Things to do:
A - Decide whether each statement below agrees with the passage on the La France airship and flow batteries. Answer yes or no for each, and quote the exact words from the passage that settle it.
(i) La France traveled 8 kilometers in 23 minutes.
(ii) All seven flights returned under the airship's own battery power.
(iii) The battery NASA produced in 1973 used titanium and chlorine.
B - Answer these questions from the passage on the La France airship and flow batteries.
(i) Who was Charles Renard's colleague on La France?
(ii) Where were the remains of the original hangar found?
(iii) In what year was a procedure for storing electrical energy in liquid patented?
C - Extend the passage on the La France airship and flow batteries, starting after its final sentence.

Supplied passage:
=== Begin Enclosure ===

The Incredible, Mighty Airship Called La France
La France was a 170-foot long, 66,000-cubic-foot monster by the standards of the day. It cruised for 8 kilometers in 23 minutes on the power of a 998-pound flow battery, in 1884.
We looked for evidence, and found the remains of the original hangar at Chalais Meudon, in the southwestern district of Paris, France.
La France was the brainchild of Charles Renard – who invented flow batteries for the purpose – and his colleague Arthur Krebs. They borrowed an army airship for the experiment and made seven flights. Five of these flights returned under their own zinc-chlorine flow battery power. However, history is silent on what the exasperated generals said.
Flow Batteries Return to Life in the Mid-20th Century
In 1954, 70 years later, a German scientist (of unknown name to us) patented a procedure for storing electrical energy in liquid. This time the base materials were titanium-chlorine, and hydrochloric acid. Then NASA picked up the ball 19 years further on in 1973. They produced the first iron-and-chromium redox flow battery to store energy at a future moon base.

=== End Enclosure ===

Excerpted data:
=== Begin Enclosure ===

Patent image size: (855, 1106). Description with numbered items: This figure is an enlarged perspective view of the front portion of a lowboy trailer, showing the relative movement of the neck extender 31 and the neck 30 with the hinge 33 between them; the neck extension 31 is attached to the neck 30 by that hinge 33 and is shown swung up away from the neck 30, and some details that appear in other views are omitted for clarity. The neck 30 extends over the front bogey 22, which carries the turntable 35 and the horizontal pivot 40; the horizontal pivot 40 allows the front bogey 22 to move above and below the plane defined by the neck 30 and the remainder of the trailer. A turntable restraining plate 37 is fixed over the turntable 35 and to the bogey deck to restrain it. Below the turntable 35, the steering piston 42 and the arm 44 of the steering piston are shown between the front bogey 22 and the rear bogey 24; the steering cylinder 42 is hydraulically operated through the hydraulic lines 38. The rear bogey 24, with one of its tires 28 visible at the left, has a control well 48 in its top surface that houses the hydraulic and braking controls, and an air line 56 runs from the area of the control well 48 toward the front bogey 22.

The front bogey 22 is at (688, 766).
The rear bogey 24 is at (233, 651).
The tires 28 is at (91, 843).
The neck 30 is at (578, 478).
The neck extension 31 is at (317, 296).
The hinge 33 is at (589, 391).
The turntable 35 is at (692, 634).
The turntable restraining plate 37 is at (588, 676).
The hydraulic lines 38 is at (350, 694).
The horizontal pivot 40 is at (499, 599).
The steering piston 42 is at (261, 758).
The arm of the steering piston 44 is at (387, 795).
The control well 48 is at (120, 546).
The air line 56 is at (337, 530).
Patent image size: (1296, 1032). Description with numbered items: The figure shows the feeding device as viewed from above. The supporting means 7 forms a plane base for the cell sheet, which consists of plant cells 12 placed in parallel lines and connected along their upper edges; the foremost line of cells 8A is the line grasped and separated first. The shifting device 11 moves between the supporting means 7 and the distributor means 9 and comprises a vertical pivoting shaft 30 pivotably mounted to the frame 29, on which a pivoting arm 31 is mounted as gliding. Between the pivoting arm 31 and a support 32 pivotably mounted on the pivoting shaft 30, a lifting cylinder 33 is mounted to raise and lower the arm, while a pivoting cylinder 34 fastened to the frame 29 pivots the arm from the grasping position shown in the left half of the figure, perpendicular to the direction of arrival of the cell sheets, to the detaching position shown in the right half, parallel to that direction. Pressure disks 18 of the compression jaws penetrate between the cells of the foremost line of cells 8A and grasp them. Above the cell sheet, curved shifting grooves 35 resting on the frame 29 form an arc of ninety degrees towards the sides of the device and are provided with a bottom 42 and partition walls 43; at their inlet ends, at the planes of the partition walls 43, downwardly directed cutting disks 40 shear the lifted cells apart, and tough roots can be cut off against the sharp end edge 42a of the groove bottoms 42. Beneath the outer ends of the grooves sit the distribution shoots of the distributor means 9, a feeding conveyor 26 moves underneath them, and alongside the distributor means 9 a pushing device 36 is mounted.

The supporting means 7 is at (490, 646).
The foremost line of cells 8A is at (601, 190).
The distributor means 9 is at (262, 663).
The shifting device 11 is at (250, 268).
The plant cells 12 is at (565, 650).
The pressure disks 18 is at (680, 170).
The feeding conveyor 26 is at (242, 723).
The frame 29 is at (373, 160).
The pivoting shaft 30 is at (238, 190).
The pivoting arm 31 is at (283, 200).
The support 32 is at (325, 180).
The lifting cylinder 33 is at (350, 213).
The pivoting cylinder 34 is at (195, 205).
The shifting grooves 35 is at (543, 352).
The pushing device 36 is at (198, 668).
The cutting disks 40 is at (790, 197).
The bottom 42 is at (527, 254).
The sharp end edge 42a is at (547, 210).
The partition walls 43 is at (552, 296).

=== End Enclosure ===

Answers to this exercise:
A -
(i) Yes: "It cruised for 8 kilometers in 23 minutes"
(ii) No: "Five of these flights returned under their own zinc-chlorine flow battery power."
(iii) No: "They produced the first iron-and-chromium redox flow battery"

B -
(i) Arthur Krebs
(ii) At Chalais Meudon, in the southwestern district of Paris, France
(iii) 1954

C -
The moon base never happened because the target shifted to Mars. Commercial research continued into uranium and zinc-bromine flow batteries. But these were too hazardous for consumers to use.
In 1984, the University of New South Wales, Australia built a prototype vanadium redox flow-battery. This was the first time there was the same chemical on either side of a flow battery membrane. Scientists are hoping flow batteries hold the key to replacing coal and nuclear power stations with wind and sunshine.
Flow batteries have the potential to respond in milliseconds and deliver electricity for hours. We have a lot to thank two gentlemen who wanted to fly the world’s first fully controllable airship. Imagine what they would say about how we benefit from their experiment.